**Exercise data:**
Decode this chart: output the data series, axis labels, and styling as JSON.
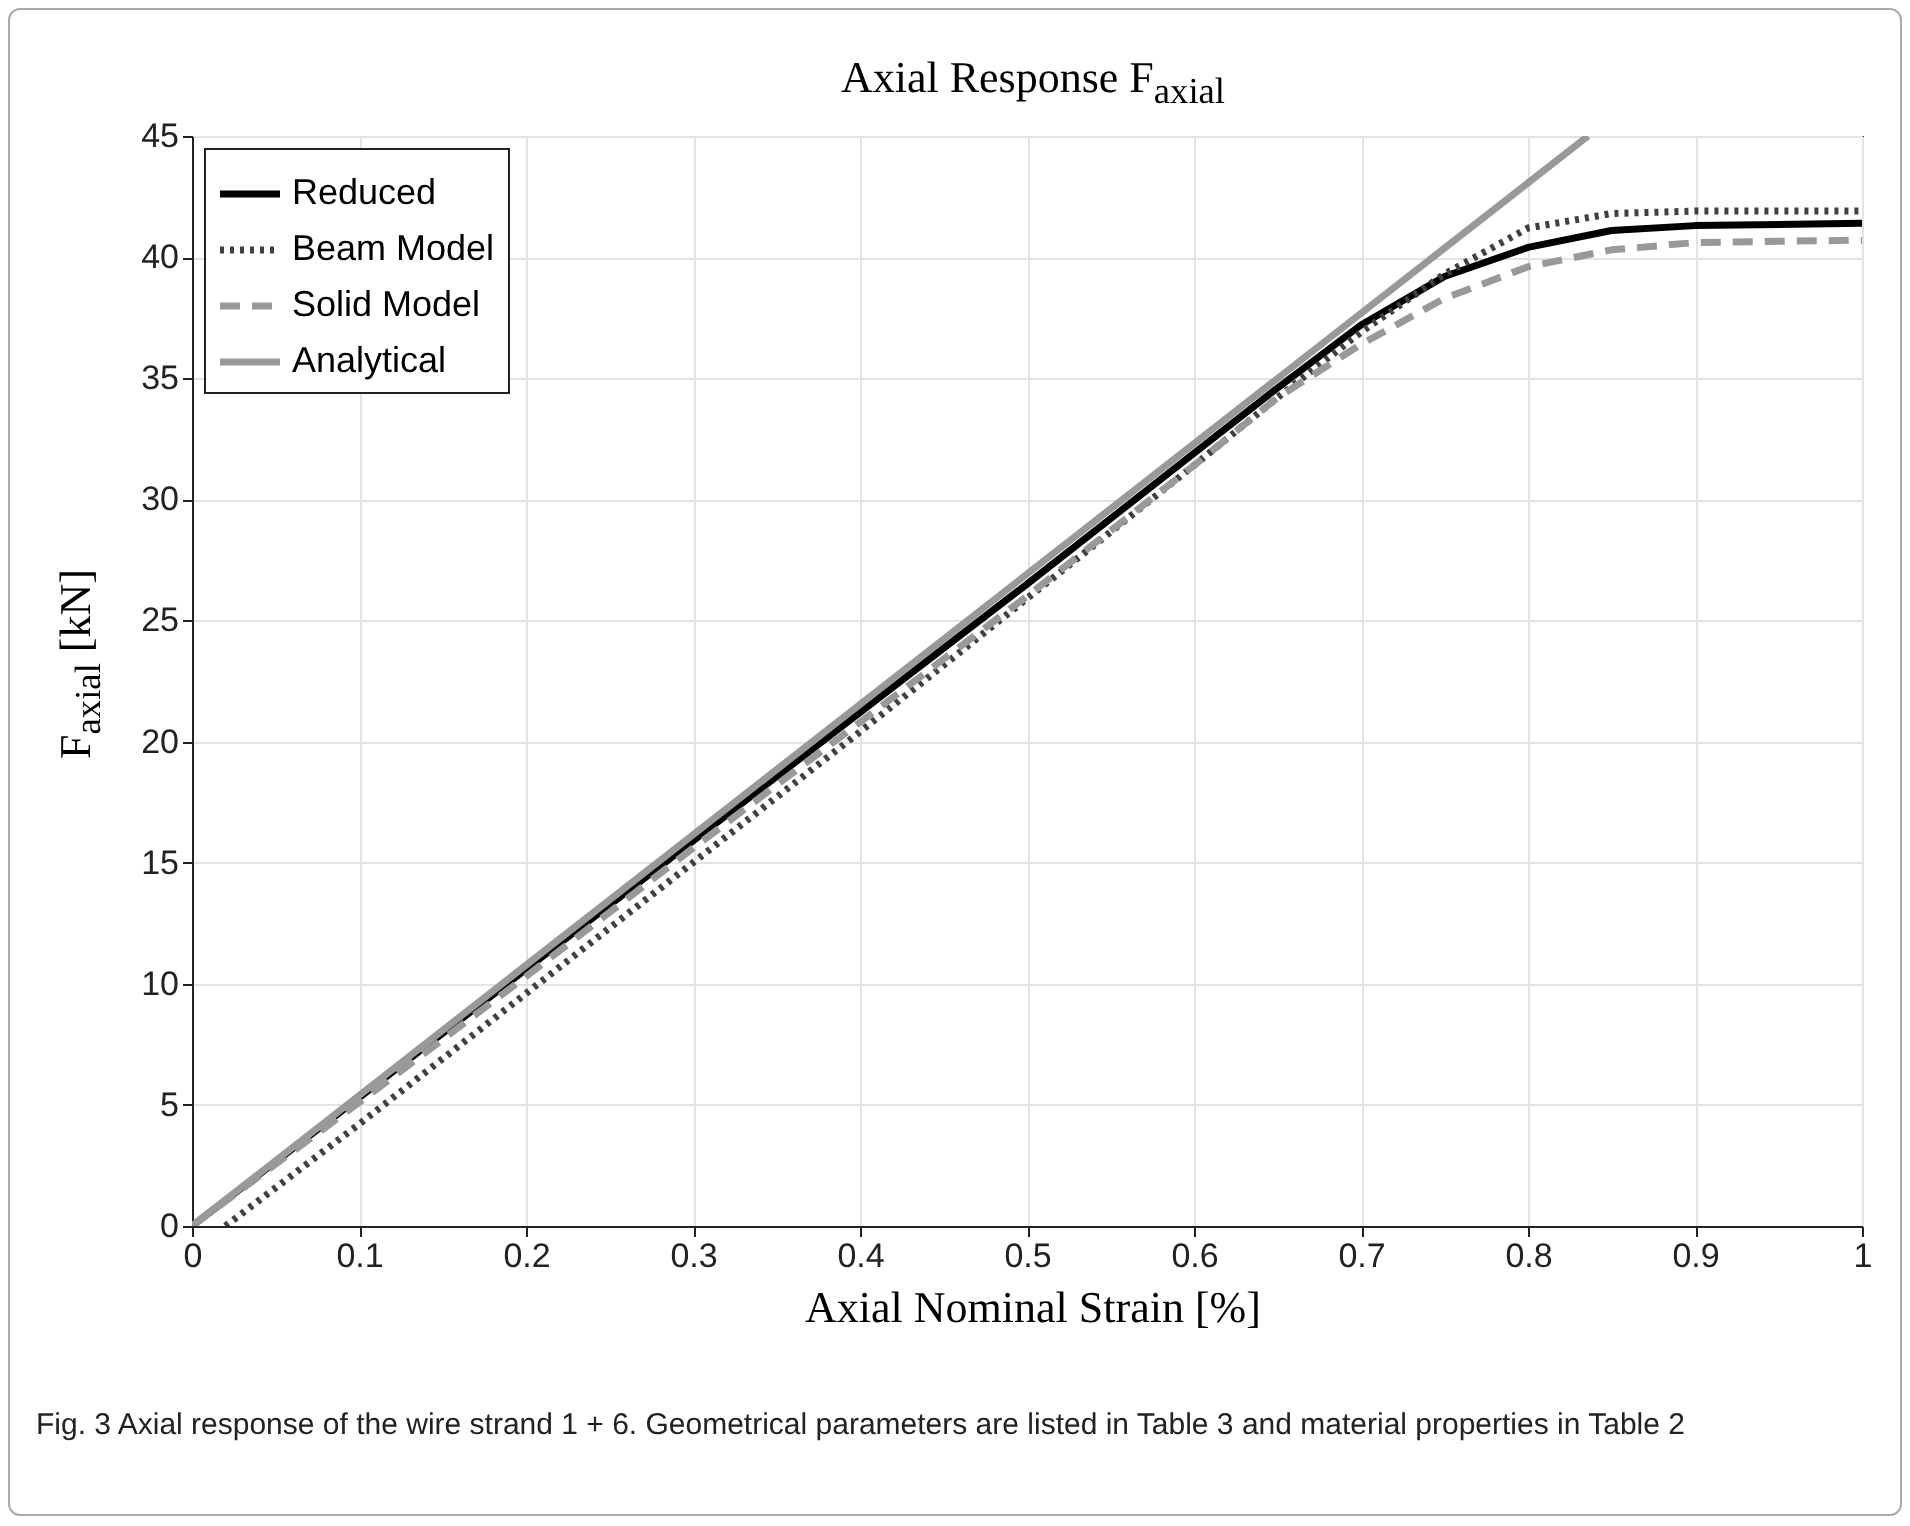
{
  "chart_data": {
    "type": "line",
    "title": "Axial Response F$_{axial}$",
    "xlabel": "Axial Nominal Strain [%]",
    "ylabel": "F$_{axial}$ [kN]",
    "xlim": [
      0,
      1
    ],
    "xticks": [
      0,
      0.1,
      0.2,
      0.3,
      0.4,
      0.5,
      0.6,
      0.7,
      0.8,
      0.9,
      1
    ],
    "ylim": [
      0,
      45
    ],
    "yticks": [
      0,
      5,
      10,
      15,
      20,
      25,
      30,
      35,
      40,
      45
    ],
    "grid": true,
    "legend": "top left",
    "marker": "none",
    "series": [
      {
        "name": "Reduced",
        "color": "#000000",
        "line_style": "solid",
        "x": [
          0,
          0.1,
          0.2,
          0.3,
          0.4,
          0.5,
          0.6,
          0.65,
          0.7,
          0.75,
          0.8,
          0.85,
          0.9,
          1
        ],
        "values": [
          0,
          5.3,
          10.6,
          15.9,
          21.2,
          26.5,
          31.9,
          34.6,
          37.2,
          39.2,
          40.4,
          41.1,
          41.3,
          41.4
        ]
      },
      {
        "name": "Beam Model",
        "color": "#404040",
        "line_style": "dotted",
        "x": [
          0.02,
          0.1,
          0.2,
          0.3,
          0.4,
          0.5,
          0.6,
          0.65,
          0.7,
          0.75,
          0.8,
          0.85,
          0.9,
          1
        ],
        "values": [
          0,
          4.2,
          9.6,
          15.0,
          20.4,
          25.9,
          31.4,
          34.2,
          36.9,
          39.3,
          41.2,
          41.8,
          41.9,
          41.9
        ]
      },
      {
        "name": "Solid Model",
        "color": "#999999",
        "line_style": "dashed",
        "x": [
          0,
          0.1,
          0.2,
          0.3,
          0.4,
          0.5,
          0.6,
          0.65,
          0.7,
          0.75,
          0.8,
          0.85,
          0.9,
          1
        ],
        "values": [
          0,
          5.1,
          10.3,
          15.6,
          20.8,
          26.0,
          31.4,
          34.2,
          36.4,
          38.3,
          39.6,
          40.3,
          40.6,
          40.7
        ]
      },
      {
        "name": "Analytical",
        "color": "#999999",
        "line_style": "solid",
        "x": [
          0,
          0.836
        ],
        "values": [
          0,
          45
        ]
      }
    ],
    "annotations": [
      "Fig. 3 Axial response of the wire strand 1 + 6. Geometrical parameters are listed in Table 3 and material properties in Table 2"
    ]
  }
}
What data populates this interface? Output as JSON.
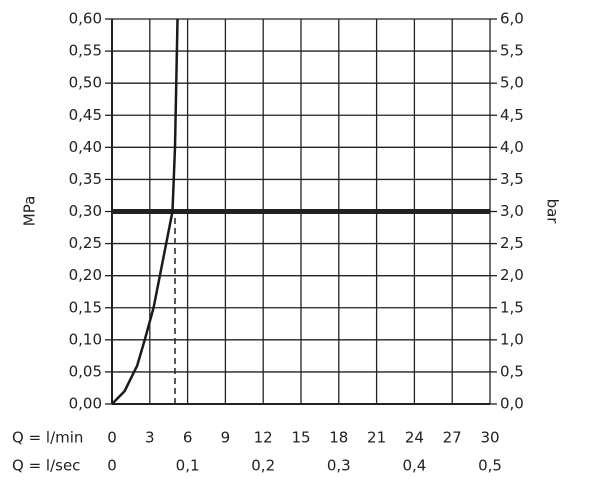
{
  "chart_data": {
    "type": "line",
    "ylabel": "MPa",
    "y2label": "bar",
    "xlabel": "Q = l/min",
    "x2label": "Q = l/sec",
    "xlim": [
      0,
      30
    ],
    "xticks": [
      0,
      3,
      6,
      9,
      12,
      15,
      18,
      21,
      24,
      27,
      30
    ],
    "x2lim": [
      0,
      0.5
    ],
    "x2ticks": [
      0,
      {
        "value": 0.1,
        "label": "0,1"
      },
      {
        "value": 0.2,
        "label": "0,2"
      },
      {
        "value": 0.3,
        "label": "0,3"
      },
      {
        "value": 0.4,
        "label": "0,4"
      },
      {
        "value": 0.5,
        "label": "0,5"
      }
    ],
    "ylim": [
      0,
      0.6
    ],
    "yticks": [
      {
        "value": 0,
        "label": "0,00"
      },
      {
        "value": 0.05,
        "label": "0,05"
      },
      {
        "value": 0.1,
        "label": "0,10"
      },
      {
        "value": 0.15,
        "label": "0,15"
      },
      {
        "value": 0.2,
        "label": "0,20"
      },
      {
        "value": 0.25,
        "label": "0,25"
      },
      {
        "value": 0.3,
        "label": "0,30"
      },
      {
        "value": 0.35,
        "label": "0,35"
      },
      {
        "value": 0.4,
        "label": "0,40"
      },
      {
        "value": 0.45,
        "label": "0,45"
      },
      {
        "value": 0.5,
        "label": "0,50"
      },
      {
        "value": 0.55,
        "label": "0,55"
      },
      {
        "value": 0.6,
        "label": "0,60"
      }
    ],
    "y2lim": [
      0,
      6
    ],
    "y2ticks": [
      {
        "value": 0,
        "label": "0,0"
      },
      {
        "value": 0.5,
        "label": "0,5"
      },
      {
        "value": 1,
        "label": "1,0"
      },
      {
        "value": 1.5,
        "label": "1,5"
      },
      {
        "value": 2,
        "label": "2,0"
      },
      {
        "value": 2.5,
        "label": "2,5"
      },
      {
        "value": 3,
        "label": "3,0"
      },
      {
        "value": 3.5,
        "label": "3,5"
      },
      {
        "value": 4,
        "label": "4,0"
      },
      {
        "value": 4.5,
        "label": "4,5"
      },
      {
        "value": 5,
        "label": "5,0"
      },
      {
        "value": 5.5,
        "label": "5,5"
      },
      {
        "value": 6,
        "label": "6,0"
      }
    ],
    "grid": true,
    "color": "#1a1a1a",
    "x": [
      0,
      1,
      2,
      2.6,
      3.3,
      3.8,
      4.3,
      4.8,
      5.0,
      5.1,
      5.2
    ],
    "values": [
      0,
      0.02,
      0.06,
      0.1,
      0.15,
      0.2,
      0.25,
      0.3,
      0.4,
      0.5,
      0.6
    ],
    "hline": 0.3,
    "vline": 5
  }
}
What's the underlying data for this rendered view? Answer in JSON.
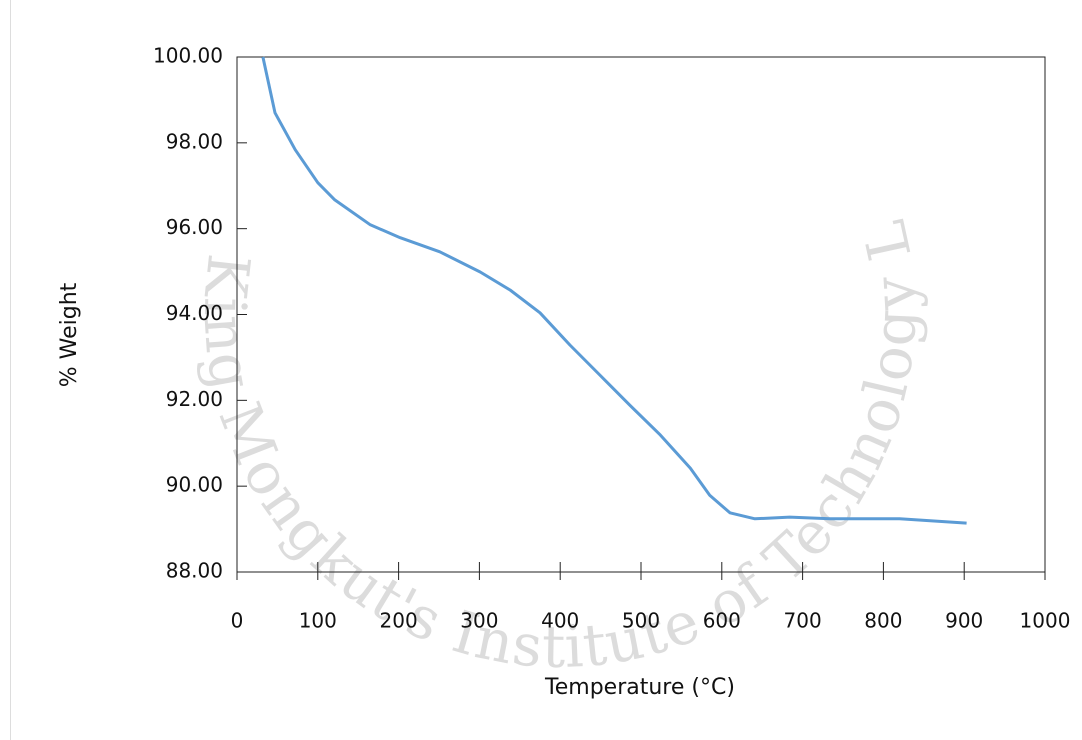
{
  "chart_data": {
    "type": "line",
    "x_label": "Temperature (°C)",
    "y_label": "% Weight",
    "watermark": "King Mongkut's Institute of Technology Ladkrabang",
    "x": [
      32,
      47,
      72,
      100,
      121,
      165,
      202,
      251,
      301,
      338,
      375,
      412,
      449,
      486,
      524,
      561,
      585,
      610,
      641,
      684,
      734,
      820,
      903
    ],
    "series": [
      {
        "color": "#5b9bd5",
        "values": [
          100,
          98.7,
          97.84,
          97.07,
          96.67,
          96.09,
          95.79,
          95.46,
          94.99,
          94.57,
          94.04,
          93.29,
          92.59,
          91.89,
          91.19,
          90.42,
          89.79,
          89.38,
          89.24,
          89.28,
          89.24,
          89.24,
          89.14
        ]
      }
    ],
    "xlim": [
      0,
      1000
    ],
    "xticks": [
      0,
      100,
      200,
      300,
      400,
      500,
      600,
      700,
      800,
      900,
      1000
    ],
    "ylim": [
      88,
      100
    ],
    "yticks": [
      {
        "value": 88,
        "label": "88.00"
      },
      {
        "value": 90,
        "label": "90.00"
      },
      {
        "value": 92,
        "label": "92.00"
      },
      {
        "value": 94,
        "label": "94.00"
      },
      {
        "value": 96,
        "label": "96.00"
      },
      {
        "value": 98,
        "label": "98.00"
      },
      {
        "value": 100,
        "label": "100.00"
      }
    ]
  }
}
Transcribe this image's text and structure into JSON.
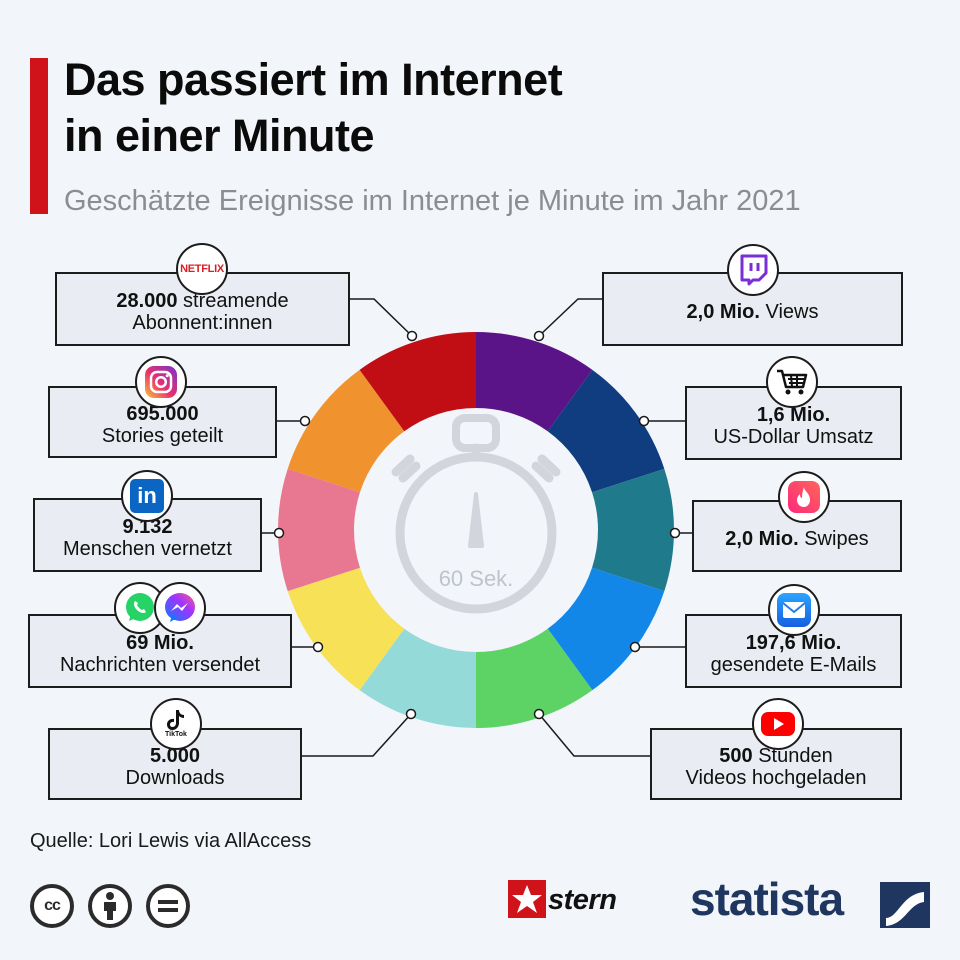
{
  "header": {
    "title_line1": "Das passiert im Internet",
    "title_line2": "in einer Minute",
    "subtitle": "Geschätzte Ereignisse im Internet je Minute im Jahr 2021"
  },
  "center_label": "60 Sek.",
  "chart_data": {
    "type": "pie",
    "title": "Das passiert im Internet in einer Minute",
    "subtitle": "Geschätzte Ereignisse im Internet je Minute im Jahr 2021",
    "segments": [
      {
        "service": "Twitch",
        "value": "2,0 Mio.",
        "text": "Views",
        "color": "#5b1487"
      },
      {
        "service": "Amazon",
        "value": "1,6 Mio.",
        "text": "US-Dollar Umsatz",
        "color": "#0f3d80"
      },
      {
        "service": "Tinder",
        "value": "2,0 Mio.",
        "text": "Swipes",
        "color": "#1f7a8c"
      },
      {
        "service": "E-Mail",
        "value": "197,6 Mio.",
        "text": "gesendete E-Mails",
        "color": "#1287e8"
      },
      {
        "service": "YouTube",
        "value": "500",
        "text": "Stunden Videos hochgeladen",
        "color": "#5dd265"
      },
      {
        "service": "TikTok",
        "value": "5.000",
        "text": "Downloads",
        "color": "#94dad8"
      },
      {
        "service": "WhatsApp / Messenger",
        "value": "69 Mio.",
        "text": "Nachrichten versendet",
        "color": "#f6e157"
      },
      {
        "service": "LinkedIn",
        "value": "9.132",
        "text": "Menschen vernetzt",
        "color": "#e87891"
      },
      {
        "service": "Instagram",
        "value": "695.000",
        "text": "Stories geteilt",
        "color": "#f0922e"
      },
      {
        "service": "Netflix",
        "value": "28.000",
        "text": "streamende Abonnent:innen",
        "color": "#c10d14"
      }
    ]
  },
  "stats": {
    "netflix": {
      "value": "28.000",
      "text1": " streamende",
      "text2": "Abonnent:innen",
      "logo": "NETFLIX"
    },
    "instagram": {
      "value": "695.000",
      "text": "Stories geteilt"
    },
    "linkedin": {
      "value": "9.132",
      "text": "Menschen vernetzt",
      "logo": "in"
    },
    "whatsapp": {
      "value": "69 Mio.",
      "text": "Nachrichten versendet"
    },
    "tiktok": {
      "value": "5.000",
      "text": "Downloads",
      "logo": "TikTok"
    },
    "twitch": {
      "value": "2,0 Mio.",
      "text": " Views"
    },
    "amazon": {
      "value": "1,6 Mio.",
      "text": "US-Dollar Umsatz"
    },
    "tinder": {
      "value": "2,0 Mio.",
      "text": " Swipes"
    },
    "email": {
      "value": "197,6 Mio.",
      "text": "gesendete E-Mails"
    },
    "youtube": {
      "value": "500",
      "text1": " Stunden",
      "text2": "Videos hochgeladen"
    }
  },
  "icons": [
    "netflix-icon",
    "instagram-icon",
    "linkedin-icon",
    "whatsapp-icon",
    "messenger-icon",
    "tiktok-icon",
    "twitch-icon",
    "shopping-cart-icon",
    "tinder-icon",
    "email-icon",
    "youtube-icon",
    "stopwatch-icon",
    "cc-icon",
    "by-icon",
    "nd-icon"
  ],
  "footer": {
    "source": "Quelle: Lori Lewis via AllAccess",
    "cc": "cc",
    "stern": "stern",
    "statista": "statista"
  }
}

**What to work on:** Looking at the material above, count the lines that hold "geteilt" and give the total alone.

**Written response:** 2